### Prompt
Your answer should be only a number: how many lines include the word "color".

((

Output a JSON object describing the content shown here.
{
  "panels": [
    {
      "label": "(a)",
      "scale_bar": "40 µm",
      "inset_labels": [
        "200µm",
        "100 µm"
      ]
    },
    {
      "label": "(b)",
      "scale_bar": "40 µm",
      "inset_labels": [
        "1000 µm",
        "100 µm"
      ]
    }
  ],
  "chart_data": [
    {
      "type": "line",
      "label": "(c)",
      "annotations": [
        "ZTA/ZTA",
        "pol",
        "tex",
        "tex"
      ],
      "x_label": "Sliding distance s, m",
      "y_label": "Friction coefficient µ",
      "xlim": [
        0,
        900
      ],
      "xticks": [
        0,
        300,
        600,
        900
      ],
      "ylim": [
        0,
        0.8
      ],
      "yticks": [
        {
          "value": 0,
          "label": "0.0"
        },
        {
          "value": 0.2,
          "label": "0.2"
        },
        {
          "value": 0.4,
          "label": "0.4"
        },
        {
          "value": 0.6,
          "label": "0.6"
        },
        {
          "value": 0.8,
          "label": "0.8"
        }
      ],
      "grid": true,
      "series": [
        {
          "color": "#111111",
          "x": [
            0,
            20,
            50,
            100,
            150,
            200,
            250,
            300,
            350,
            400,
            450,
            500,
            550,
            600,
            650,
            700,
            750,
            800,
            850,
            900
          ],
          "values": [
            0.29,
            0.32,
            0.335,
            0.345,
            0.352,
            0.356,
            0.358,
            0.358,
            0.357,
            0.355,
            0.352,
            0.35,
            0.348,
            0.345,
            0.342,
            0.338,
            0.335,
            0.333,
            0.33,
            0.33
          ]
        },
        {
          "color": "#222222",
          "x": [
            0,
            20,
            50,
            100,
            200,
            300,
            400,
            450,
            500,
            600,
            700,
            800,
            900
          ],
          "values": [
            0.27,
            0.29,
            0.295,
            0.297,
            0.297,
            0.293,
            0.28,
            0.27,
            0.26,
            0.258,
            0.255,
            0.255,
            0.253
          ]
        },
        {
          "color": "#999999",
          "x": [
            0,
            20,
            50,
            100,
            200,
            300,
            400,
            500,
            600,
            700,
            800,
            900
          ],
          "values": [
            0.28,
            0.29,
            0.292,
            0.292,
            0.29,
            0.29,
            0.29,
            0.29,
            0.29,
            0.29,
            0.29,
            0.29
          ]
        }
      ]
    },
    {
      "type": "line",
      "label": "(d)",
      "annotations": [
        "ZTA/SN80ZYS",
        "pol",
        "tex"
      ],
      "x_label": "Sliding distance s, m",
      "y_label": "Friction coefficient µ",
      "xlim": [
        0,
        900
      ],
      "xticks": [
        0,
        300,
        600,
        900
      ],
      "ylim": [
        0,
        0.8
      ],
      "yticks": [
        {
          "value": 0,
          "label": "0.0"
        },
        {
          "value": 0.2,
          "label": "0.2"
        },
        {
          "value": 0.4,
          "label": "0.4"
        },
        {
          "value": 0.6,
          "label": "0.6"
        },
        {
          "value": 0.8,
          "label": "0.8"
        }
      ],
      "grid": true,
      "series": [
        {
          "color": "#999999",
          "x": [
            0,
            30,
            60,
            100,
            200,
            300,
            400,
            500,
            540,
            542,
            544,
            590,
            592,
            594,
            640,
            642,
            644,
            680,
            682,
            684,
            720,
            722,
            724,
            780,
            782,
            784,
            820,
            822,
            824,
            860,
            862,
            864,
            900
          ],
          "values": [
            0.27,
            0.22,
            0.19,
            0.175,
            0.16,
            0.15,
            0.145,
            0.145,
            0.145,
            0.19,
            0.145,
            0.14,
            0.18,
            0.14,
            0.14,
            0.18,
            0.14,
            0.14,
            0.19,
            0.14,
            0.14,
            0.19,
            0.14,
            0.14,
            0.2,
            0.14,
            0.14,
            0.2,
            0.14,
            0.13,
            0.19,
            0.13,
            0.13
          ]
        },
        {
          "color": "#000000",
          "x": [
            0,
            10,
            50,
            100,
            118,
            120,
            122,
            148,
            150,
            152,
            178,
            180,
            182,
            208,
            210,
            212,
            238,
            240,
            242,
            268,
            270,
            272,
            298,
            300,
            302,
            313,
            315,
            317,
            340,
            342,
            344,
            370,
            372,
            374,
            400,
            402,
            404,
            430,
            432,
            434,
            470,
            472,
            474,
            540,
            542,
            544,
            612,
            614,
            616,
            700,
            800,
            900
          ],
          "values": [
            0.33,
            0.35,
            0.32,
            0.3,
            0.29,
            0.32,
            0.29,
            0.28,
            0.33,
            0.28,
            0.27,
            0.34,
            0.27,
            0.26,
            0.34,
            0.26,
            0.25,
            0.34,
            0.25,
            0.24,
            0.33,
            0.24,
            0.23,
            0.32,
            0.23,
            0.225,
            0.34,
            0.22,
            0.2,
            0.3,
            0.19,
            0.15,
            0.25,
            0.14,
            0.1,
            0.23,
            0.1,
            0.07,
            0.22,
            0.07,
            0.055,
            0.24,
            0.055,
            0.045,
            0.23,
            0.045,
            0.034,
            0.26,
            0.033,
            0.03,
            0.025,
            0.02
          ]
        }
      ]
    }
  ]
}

))

### Written response
5